- [Task directions] What is the count of lines that hold the word "name"? Give only the number.

[Items from a figure collection]
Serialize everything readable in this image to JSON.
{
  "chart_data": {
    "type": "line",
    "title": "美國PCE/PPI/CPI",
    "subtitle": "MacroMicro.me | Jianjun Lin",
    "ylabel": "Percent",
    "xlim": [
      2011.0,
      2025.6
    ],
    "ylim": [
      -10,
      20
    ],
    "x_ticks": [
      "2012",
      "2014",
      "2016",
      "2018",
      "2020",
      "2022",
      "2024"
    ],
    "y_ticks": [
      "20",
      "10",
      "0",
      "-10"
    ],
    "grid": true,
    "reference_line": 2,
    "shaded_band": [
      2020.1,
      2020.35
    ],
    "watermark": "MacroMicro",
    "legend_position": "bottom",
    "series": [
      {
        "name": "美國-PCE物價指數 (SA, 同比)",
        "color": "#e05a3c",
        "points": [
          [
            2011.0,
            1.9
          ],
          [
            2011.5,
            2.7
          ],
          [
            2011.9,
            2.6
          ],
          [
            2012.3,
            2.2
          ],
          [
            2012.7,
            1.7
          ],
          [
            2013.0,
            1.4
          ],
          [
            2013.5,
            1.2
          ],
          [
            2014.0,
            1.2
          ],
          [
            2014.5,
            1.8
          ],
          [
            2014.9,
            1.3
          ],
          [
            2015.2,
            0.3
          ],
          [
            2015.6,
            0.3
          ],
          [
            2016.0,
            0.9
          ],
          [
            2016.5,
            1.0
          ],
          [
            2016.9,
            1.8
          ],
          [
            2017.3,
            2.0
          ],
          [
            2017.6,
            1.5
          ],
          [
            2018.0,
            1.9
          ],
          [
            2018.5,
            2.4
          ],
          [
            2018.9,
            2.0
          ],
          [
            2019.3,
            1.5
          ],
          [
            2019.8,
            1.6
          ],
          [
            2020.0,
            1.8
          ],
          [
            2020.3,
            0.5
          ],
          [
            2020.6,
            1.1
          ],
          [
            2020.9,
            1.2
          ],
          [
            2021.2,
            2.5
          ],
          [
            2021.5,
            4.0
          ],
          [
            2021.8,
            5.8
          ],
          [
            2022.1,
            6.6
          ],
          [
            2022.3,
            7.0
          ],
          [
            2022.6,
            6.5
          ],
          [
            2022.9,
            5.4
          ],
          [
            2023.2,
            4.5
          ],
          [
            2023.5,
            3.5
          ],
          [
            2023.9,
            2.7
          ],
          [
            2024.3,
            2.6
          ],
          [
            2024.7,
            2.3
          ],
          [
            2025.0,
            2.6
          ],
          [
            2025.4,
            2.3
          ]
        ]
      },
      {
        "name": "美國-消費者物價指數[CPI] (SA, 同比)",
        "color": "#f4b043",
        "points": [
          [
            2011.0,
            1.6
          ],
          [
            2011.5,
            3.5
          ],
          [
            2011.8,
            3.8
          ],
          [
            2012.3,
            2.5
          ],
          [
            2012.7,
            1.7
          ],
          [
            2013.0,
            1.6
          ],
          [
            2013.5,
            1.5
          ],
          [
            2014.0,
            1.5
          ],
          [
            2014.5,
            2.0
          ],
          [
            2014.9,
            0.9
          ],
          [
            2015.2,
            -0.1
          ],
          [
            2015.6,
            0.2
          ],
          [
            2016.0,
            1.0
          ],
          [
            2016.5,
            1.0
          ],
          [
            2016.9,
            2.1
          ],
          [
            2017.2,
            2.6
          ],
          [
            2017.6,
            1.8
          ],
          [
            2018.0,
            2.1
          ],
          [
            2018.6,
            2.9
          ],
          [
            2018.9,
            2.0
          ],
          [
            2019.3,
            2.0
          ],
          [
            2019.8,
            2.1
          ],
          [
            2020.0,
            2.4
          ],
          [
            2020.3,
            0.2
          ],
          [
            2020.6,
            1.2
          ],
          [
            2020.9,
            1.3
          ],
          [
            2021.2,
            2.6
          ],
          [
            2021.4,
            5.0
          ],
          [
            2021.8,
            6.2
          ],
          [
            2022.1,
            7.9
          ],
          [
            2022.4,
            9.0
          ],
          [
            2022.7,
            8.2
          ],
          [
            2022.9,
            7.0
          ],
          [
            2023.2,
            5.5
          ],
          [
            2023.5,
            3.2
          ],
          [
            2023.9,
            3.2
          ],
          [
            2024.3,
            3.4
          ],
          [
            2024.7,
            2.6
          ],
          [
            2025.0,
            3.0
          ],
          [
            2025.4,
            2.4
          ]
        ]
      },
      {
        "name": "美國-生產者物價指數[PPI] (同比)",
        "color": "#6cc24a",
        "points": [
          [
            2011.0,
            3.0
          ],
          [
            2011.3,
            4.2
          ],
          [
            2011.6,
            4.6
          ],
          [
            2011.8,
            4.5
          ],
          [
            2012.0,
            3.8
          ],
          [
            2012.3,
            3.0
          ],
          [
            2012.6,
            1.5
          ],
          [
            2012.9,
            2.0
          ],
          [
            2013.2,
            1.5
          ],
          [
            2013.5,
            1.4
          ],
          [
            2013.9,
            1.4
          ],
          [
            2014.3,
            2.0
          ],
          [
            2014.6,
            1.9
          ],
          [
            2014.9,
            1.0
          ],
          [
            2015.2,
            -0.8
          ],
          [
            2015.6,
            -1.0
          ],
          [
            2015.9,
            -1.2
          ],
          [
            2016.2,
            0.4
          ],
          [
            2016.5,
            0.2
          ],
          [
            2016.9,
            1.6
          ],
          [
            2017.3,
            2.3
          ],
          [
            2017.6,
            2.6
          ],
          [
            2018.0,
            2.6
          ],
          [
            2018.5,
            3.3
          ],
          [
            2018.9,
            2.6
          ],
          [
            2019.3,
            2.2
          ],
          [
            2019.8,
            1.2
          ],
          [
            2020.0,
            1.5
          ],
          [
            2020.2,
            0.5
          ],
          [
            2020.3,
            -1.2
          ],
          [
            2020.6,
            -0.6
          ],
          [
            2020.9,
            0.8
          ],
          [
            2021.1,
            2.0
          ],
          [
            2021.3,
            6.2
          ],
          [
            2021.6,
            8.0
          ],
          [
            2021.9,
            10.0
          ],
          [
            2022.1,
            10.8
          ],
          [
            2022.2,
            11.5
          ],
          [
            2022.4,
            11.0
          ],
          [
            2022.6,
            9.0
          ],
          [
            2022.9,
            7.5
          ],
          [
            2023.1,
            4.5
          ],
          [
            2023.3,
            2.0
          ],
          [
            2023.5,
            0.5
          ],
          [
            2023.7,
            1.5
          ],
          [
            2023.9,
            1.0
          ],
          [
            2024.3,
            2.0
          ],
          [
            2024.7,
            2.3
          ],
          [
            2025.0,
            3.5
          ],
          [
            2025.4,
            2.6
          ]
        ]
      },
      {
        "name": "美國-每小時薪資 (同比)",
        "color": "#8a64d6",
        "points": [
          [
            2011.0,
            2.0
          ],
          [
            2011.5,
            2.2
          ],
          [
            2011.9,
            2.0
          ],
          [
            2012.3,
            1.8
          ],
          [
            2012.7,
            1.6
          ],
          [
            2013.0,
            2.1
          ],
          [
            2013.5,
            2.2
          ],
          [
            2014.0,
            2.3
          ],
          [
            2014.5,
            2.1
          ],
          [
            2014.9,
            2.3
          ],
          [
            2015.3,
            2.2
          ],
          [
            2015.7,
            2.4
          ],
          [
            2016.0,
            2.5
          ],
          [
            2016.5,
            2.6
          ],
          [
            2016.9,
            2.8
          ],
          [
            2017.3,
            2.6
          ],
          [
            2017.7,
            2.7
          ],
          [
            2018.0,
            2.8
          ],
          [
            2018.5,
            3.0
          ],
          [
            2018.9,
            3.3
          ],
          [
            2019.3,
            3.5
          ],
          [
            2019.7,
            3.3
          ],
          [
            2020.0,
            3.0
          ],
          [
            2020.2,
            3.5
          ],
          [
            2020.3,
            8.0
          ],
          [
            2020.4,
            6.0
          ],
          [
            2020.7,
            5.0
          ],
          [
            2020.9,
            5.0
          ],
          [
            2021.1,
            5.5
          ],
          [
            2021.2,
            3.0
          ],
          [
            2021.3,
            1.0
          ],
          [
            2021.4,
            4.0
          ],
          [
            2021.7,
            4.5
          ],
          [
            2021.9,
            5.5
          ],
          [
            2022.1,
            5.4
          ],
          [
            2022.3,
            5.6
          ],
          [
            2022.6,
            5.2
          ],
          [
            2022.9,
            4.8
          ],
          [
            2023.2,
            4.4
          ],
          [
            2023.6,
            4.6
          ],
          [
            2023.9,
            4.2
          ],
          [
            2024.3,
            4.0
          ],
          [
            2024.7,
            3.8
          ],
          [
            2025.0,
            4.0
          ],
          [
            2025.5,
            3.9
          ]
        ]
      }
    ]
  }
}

==

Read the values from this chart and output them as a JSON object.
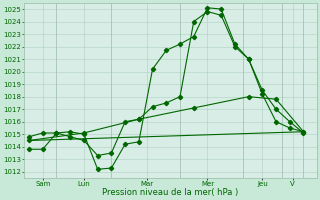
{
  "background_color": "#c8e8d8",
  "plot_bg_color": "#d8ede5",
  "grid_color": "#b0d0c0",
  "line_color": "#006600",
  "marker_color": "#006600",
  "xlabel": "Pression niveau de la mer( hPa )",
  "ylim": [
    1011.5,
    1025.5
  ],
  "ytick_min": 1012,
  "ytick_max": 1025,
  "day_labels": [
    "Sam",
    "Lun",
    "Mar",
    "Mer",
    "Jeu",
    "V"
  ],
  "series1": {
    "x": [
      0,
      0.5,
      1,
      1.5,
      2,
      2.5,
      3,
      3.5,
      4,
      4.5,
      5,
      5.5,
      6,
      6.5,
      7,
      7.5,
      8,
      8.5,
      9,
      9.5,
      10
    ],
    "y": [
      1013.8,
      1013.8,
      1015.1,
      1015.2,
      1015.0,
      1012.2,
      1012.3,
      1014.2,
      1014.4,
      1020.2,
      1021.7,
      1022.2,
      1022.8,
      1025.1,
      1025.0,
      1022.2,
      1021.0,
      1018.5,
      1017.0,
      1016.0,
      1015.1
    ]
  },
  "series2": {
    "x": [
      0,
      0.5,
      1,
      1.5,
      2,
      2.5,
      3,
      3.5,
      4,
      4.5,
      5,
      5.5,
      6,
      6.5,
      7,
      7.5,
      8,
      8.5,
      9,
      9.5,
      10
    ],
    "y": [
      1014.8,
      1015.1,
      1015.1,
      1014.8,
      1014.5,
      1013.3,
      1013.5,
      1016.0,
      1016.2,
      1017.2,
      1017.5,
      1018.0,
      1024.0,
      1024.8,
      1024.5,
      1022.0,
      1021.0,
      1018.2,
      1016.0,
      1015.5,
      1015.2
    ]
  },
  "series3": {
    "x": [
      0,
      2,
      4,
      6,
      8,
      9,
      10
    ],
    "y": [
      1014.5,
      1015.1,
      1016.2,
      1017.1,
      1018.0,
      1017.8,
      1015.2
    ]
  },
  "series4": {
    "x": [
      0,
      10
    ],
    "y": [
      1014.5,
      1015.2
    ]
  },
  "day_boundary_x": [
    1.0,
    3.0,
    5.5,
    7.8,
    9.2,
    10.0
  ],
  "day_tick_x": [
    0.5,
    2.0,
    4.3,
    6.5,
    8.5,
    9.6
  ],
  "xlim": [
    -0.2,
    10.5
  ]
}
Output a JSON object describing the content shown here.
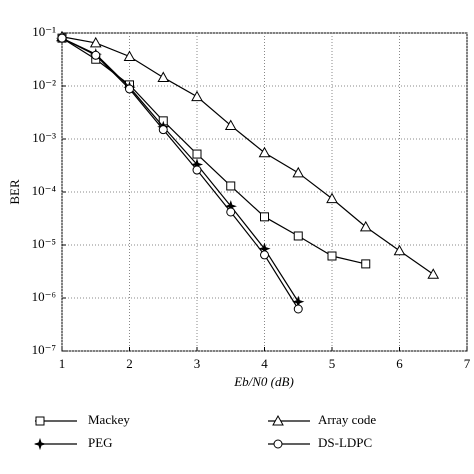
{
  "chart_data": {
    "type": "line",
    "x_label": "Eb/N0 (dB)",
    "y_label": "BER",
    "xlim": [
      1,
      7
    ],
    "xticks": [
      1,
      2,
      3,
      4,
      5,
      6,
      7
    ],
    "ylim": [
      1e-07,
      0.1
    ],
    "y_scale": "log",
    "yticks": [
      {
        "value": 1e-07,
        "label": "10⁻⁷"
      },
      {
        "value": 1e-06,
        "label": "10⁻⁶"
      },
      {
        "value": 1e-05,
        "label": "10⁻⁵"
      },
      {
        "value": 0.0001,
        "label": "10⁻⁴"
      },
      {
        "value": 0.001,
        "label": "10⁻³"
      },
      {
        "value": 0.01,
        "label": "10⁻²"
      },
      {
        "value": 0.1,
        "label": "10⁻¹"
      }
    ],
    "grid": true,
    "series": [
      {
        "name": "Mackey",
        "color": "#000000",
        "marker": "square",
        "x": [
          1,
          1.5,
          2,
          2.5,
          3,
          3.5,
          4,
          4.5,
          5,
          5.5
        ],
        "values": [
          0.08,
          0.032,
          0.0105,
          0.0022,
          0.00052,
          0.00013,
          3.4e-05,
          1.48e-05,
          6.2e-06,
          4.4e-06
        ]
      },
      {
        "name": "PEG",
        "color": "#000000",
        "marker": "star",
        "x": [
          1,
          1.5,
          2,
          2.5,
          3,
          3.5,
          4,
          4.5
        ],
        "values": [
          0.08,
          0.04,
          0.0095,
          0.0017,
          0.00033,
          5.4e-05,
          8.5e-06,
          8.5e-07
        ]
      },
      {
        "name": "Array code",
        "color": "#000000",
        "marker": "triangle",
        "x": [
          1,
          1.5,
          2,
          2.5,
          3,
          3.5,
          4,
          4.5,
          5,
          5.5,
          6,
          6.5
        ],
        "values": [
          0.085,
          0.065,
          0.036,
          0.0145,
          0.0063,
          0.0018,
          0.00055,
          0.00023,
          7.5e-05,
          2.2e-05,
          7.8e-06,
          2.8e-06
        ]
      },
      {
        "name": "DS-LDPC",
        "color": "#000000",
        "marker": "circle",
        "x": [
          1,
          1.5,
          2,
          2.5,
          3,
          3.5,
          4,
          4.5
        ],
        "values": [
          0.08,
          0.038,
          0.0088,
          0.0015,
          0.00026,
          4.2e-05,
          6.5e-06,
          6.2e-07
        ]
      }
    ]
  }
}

- [Result] 8